Task to complete.
Do not carry the pictures over; copy every other part of the entries exactly.

--

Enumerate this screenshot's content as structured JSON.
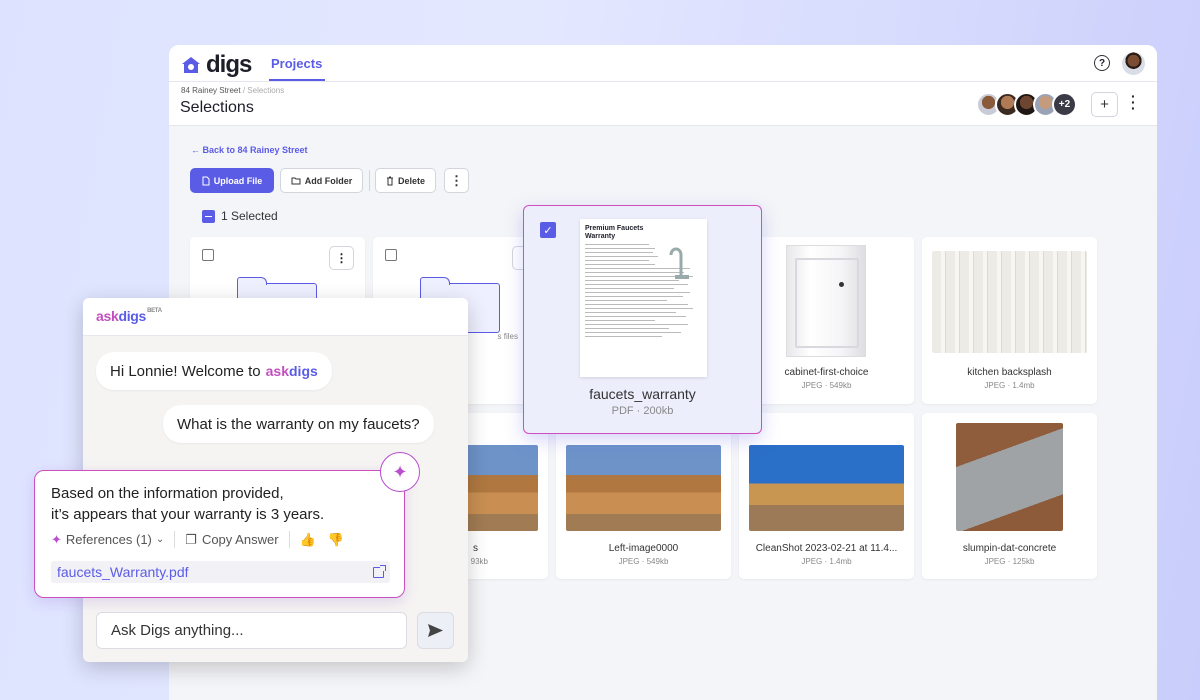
{
  "app": {
    "logo": "digs",
    "nav_tab": "Projects"
  },
  "header": {
    "breadcrumb_parent": "84 Rainey Street",
    "breadcrumb_sep": "/",
    "breadcrumb_current": "Selections",
    "title": "Selections",
    "avatars_more": "+2",
    "add_label": "+"
  },
  "toolbar": {
    "back_label": "← Back to 84 Rainey Street",
    "upload_label": "Upload File",
    "add_folder_label": "Add Folder",
    "delete_label": "Delete",
    "more_label": "⋮"
  },
  "selection": {
    "label": "1 Selected"
  },
  "files": [
    {
      "name": "",
      "meta": ""
    },
    {
      "name": "",
      "meta": "s files"
    },
    {
      "name": "cabinet-first-choice",
      "meta": "JPEG · 549kb"
    },
    {
      "name": "kitchen backsplash",
      "meta": "JPEG · 1.4mb"
    },
    {
      "name": "s",
      "meta": "93kb"
    },
    {
      "name": "Left-image0000",
      "meta": "JPEG · 549kb"
    },
    {
      "name": "CleanShot 2023-02-21 at 11.4...",
      "meta": "JPEG · 1.4mb"
    },
    {
      "name": "slumpin-dat-concrete",
      "meta": "JPEG · 125kb"
    }
  ],
  "selected_file": {
    "name": "faucets_warranty",
    "meta": "PDF · 200kb",
    "doc_title": "Premium Faucets Warranty"
  },
  "chat": {
    "brand_a": "ask",
    "brand_b": "digs",
    "beta": "BETA",
    "greeting": "Hi Lonnie! Welcome to",
    "user_question": "What is the warranty on my faucets?",
    "answer_line1": "Based on the information provided,",
    "answer_line2": "it’s appears that your warranty is 3 years.",
    "references_label": "References (1)",
    "copy_label": "Copy Answer",
    "file_link": "faucets_Warranty.pdf",
    "input_placeholder": "Ask Digs anything..."
  },
  "colors": {
    "accent": "#5b5ce6",
    "highlight": "#cc4fc0"
  }
}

--

Solved problem.
Enumerate this screenshot's content as structured JSON.
{
  "app": {
    "logo": "digs",
    "nav_tab": "Projects"
  },
  "header": {
    "breadcrumb_parent": "84 Rainey Street",
    "breadcrumb_sep": "/",
    "breadcrumb_current": "Selections",
    "title": "Selections",
    "avatars_more": "+2",
    "add_label": "+"
  },
  "toolbar": {
    "back_label": "← Back to 84 Rainey Street",
    "upload_label": "Upload File",
    "add_folder_label": "Add Folder",
    "delete_label": "Delete",
    "more_label": "⋮"
  },
  "selection": {
    "label": "1 Selected"
  },
  "files": [
    {
      "name": "",
      "meta": ""
    },
    {
      "name": "",
      "meta": "s files"
    },
    {
      "name": "cabinet-first-choice",
      "meta": "JPEG · 549kb"
    },
    {
      "name": "kitchen backsplash",
      "meta": "JPEG · 1.4mb"
    },
    {
      "name": "s",
      "meta": "93kb"
    },
    {
      "name": "Left-image0000",
      "meta": "JPEG · 549kb"
    },
    {
      "name": "CleanShot 2023-02-21 at 11.4...",
      "meta": "JPEG · 1.4mb"
    },
    {
      "name": "slumpin-dat-concrete",
      "meta": "JPEG · 125kb"
    }
  ],
  "selected_file": {
    "name": "faucets_warranty",
    "meta": "PDF · 200kb",
    "doc_title": "Premium Faucets Warranty"
  },
  "chat": {
    "brand_a": "ask",
    "brand_b": "digs",
    "beta": "BETA",
    "greeting": "Hi Lonnie! Welcome to",
    "user_question": "What is the warranty on my faucets?",
    "answer_line1": "Based on the information provided,",
    "answer_line2": "it’s appears that your warranty is 3 years.",
    "references_label": "References (1)",
    "copy_label": "Copy Answer",
    "file_link": "faucets_Warranty.pdf",
    "input_placeholder": "Ask Digs anything..."
  },
  "colors": {
    "accent": "#5b5ce6",
    "highlight": "#cc4fc0"
  }
}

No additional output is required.